**TASK**
Output the material word for word. Leave each picture out.

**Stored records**
##############################

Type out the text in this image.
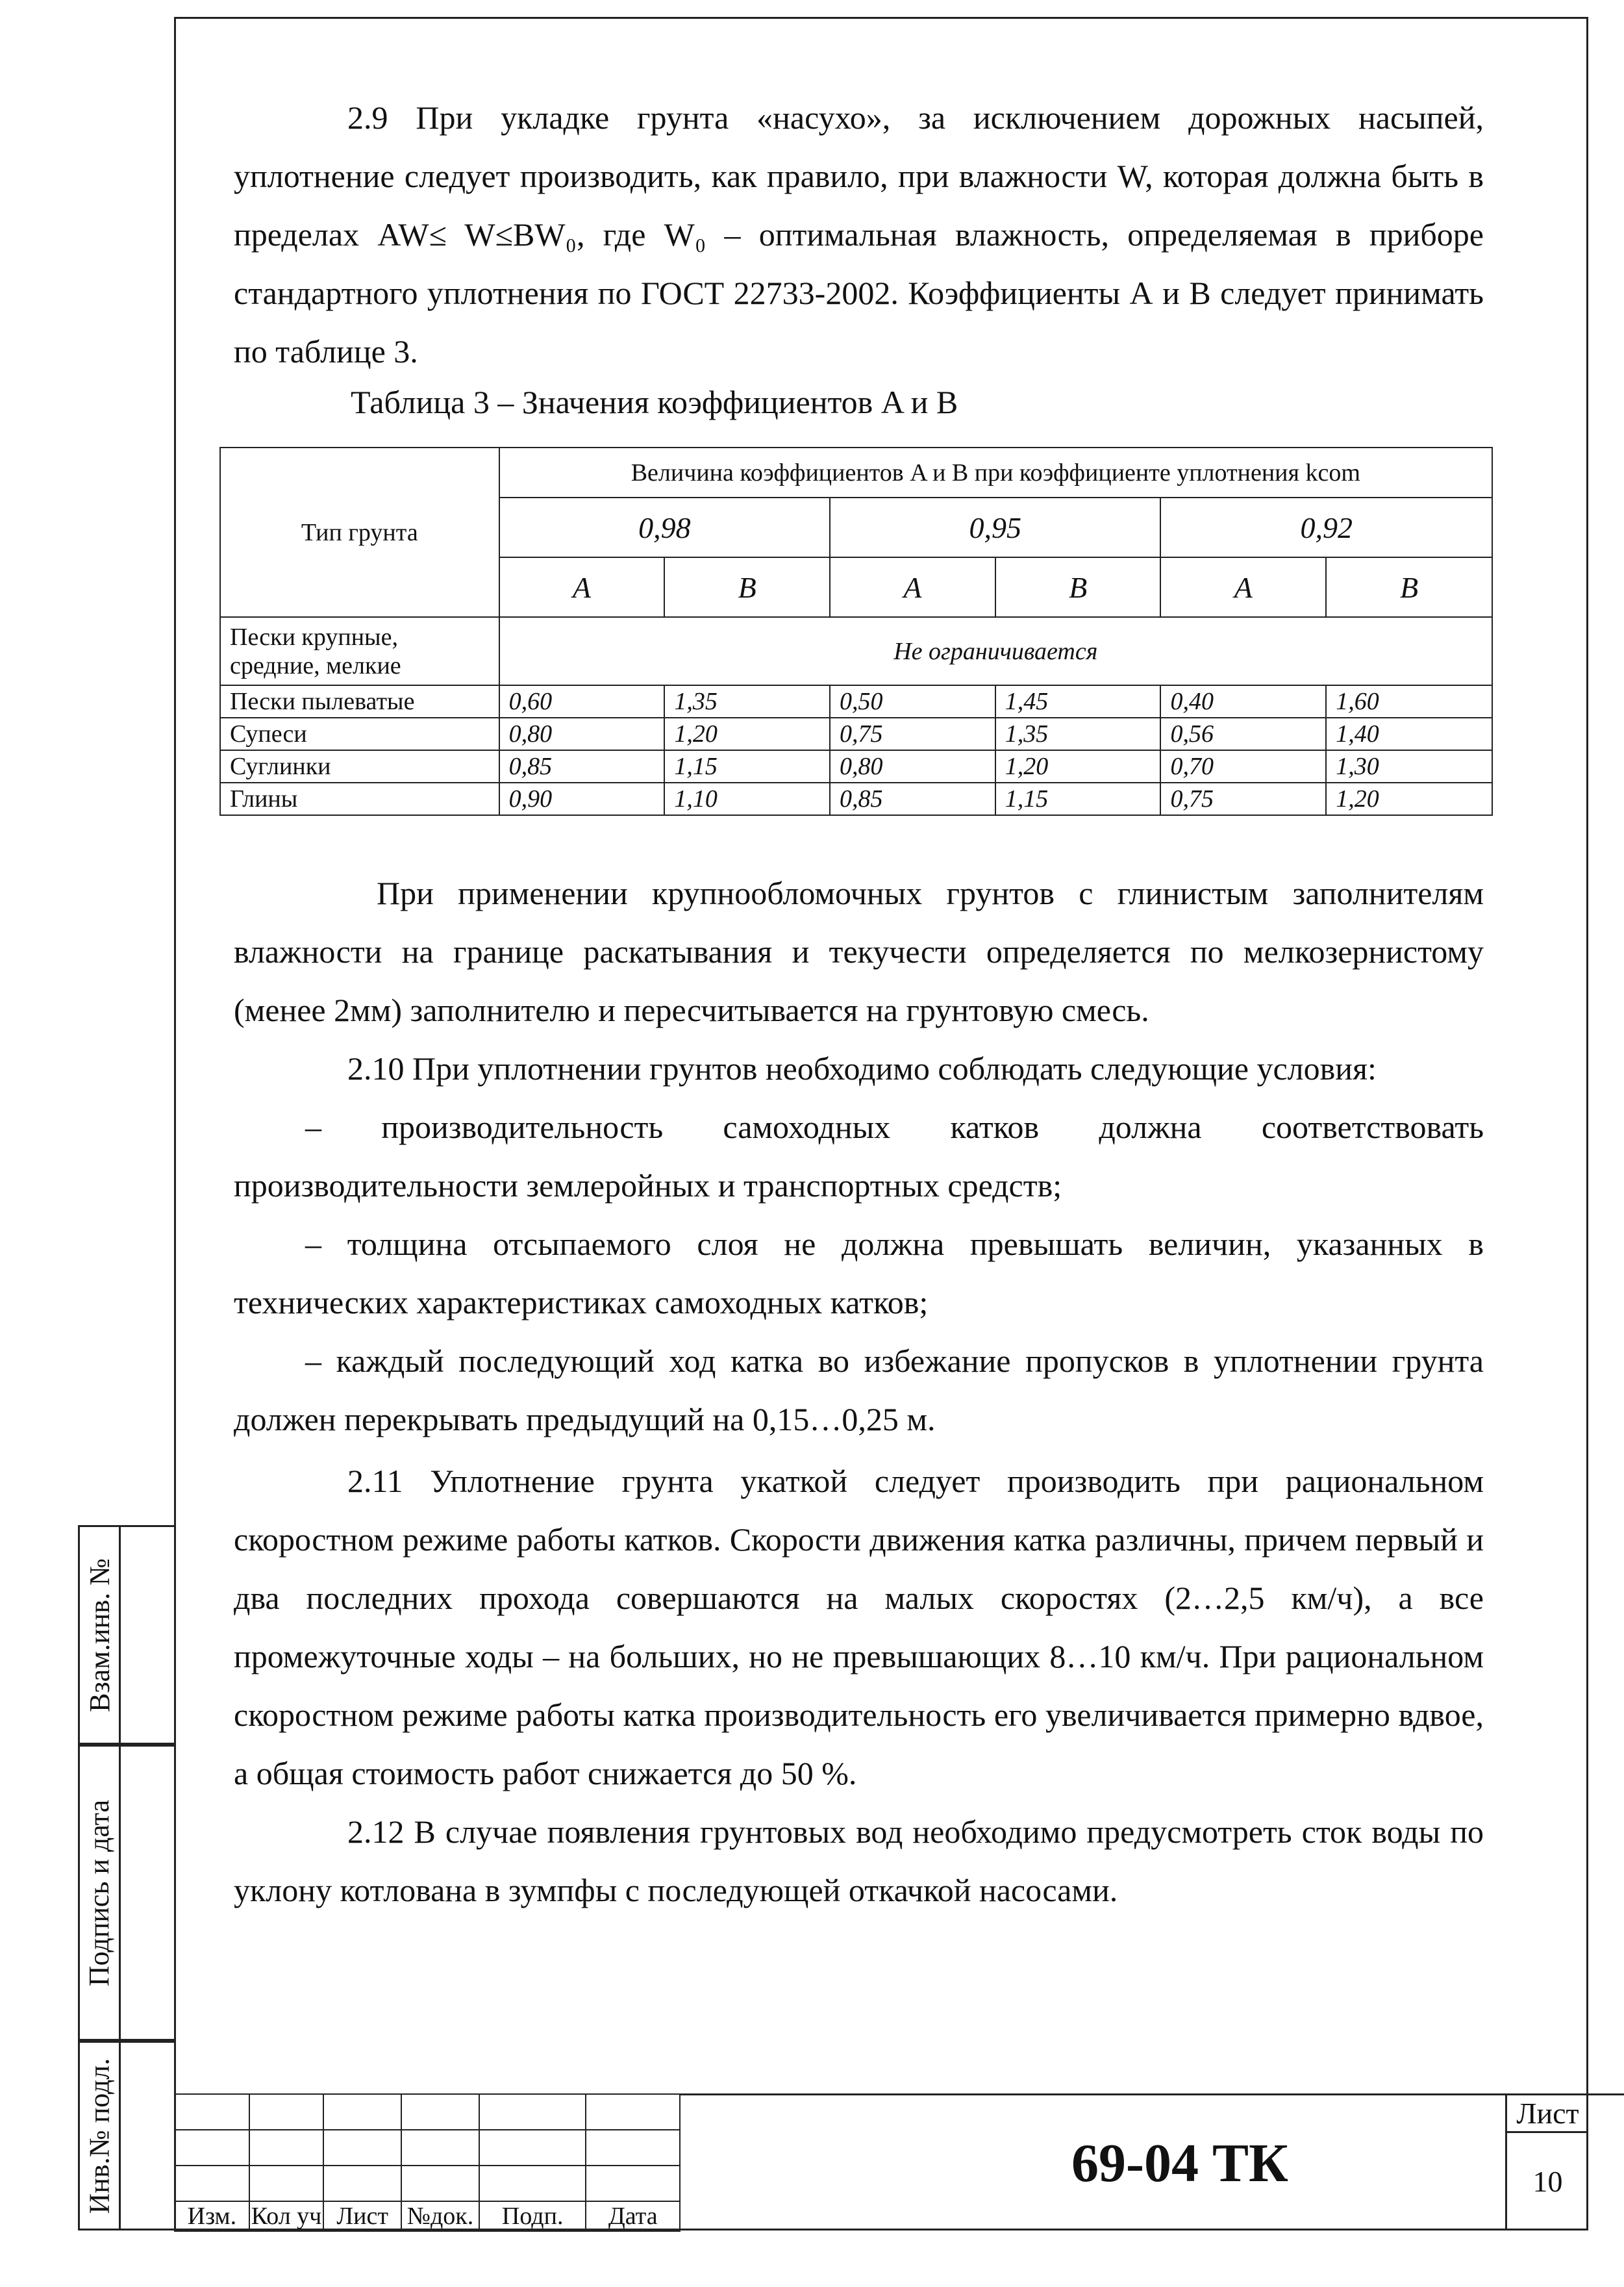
Взам.инв. №
Подпись и дата
Инв.№ подл.

2.9 При укладке грунта «насухо», за исключением дорожных насыпей, уплотнение следует производить, как правило, при влажности W, которая должна быть в пределах AW≤ W≤BW₀, где W₀ – оптимальная влажность, определяемая в приборе стандартного уплотнения по ГОСТ 22733-2002. Коэффициенты А и В следует принимать по таблице 3.

Таблица 3 – Значения коэффициентов A и B

Тип грунта	Величина коэффициентов A и B при коэффициенте уплотнения kcom					
	0,98		0,95		0,92	
	A	B	A	B	A	B
Пески крупные, средние, мелкие	Не ограничивается					
Пески пылеватые	0,60	1,35	0,50	1,45	0,40	1,60
Супеси	0,80	1,20	0,75	1,35	0,56	1,40
Суглинки	0,85	1,15	0,80	1,20	0,70	1,30
Глины	0,90	1,10	0,85	1,15	0,75	1,20

При применении крупнообломочных грунтов с глинистым заполнителям влажности на границе раскатывания и текучести определяется по мелкозернистому (менее 2мм) заполнителю и пересчитывается на грунтовую смесь.

2.10 При уплотнении грунтов необходимо соблюдать следующие условия:

– производительность самоходных катков должна соответствовать производительности землеройных и транспортных средств;

– толщина отсыпаемого слоя не должна превышать величин, указанных в технических характеристиках самоходных катков;

– каждый последующий ход катка во избежание пропусков в уплотнении грунта должен перекрывать предыдущий на 0,15…0,25 м.

2.11 Уплотнение грунта укаткой следует производить при рациональном скоростном режиме работы катков. Скорости движения катка различны, причем первый и два последних прохода совершаются на малых скоростях (2…2,5 км/ч), а все промежуточные ходы – на больших, но не превышающих 8…10 км/ч. При рациональном скоростном режиме работы катка производительность его увеличивается примерно вдвое, а общая стоимость работ снижается до 50 %.

2.12 В случае появления грунтовых вод необходимо предусмотреть сток воды по уклону котлована в зумпфы с последующей откачкой насосами.

Изм.	Кол уч	Лист	№док.	Подп.	Дата
69-04 ТК
Лист
10
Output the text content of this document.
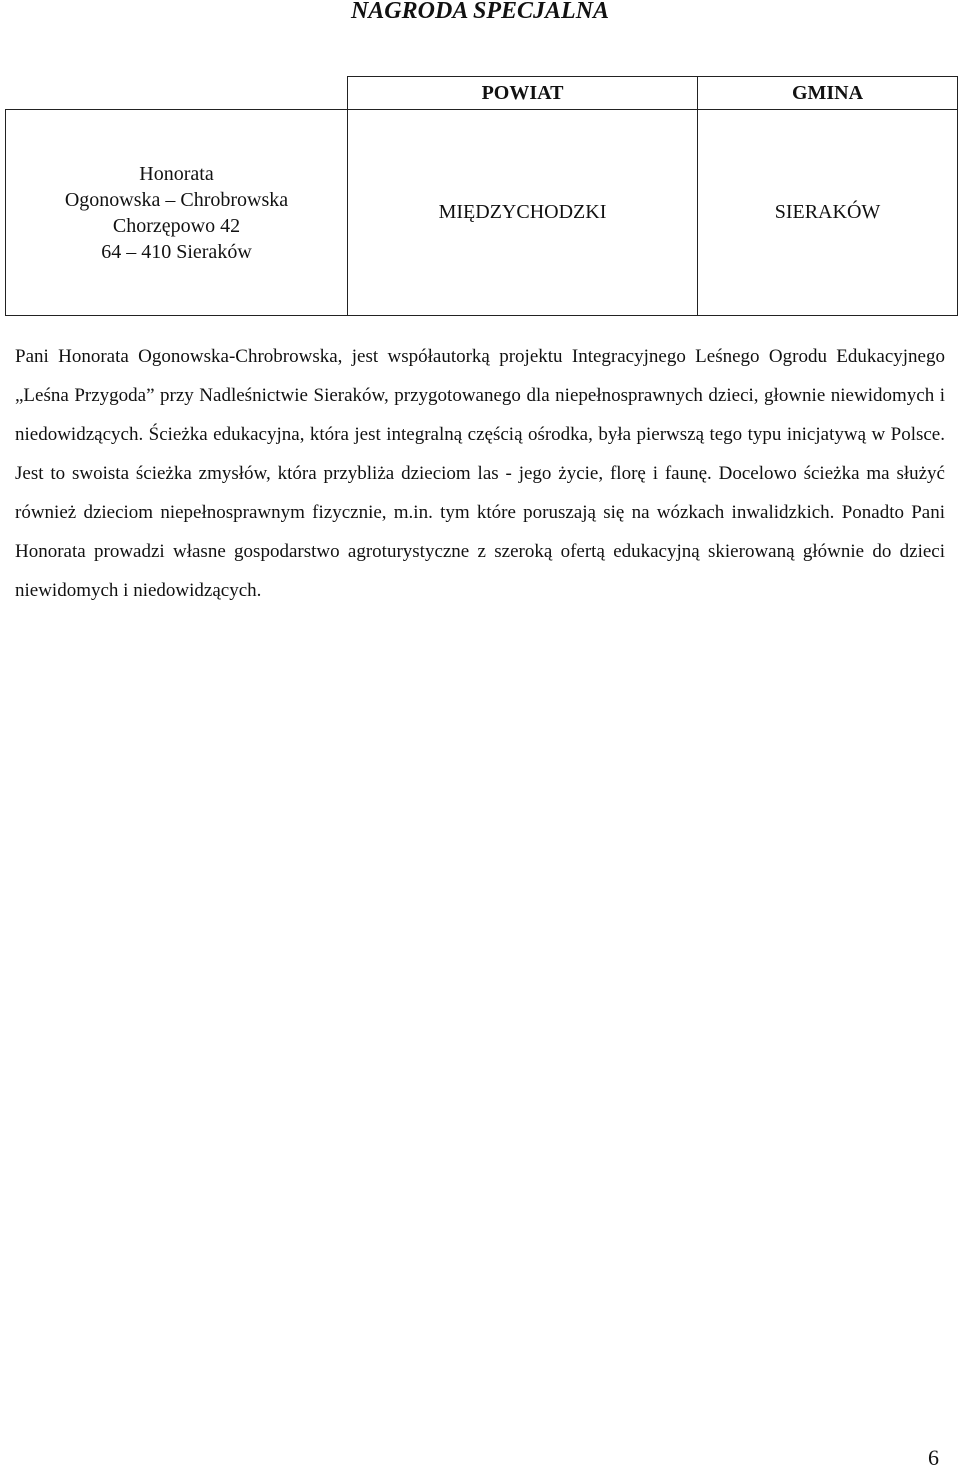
NAGRODA SPECJALNA
	POWIAT	GMINA

Honorata
Ogonowska – Chrobrowska
Chorzępowo 42
64 – 410 Sieraków	MIĘDZYCHODZKI	SIERAKÓW

Pani Honorata Ogonowska-Chrobrowska, jest współautorką projektu Integracyjnego Leśnego Ogrodu Edukacyjnego „Leśna Przygoda” przy Nadleśnictwie Sieraków, przygotowanego dla niepełnosprawnych dzieci, głownie niewidomych i niedowidzących. Ścieżka edukacyjna, która jest integralną częścią ośrodka, była pierwszą tego typu inicjatywą w Polsce. Jest to swoista ścieżka zmysłów, która przybliża dzieciom las - jego życie, florę i faunę. Docelowo ścieżka ma służyć również dzieciom niepełnosprawnym fizycznie, m.in. tym które poruszają się na wózkach inwalidzkich. Ponadto Pani Honorata prowadzi własne gospodarstwo agroturystyczne z szeroką ofertą edukacyjną skierowaną głównie do dzieci niewidomych i niedowidzących.

6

##############################

**SOLVED EXERCISE**
Type out the text in this image.
Взам.инв. №
Подпись и дата
Инв.№ подл.

2.9 При укладке грунта «насухо», за исключением дорожных насыпей, уплотнение следует производить, как правило, при влажности W, которая должна быть в пределах AW≤ W≤BW₀, где W₀ – оптимальная влажность, определяемая в приборе стандартного уплотнения по ГОСТ 22733-2002. Коэффициенты А и В следует принимать по таблице 3.

Таблица 3 – Значения коэффициентов A и B

Тип грунта	Величина коэффициентов A и B при коэффициенте уплотнения kcom					
	0,98		0,95		0,92	
	A	B	A	B	A	B
Пески крупные, средние, мелкие	Не ограничивается					
Пески пылеватые	0,60	1,35	0,50	1,45	0,40	1,60
Супеси	0,80	1,20	0,75	1,35	0,56	1,40
Суглинки	0,85	1,15	0,80	1,20	0,70	1,30
Глины	0,90	1,10	0,85	1,15	0,75	1,20

При применении крупнообломочных грунтов с глинистым заполнителям влажности на границе раскатывания и текучести определяется по мелкозернистому (менее 2мм) заполнителю и пересчитывается на грунтовую смесь.

2.10 При уплотнении грунтов необходимо соблюдать следующие условия:

– производительность самоходных катков должна соответствовать производительности землеройных и транспортных средств;

– толщина отсыпаемого слоя не должна превышать величин, указанных в технических характеристиках самоходных катков;

– каждый последующий ход катка во избежание пропусков в уплотнении грунта должен перекрывать предыдущий на 0,15…0,25 м.

2.11 Уплотнение грунта укаткой следует производить при рациональном скоростном режиме работы катков. Скорости движения катка различны, причем первый и два последних прохода совершаются на малых скоростях (2…2,5 км/ч), а все промежуточные ходы – на больших, но не превышающих 8…10 км/ч. При рациональном скоростном режиме работы катка производительность его увеличивается примерно вдвое, а общая стоимость работ снижается до 50 %.

2.12 В случае появления грунтовых вод необходимо предусмотреть сток воды по уклону котлована в зумпфы с последующей откачкой насосами.

Изм.	Кол уч	Лист	№док.	Подп.	Дата
69-04 ТК
Лист
10
Output the text content of this document.
NAGRODA SPECJALNA
	POWIAT	GMINA

Honorata
Ogonowska – Chrobrowska
Chorzępowo 42
64 – 410 Sieraków	MIĘDZYCHODZKI	SIERAKÓW

Pani Honorata Ogonowska-Chrobrowska, jest współautorką projektu Integracyjnego Leśnego Ogrodu Edukacyjnego „Leśna Przygoda” przy Nadleśnictwie Sieraków, przygotowanego dla niepełnosprawnych dzieci, głownie niewidomych i niedowidzących. Ścieżka edukacyjna, która jest integralną częścią ośrodka, była pierwszą tego typu inicjatywą w Polsce. Jest to swoista ścieżka zmysłów, która przybliża dzieciom las - jego życie, florę i faunę. Docelowo ścieżka ma służyć również dzieciom niepełnosprawnym fizycznie, m.in. tym które poruszają się na wózkach inwalidzkich. Ponadto Pani Honorata prowadzi własne gospodarstwo agroturystyczne z szeroką ofertą edukacyjną skierowaną głównie do dzieci niewidomych i niedowidzących.

6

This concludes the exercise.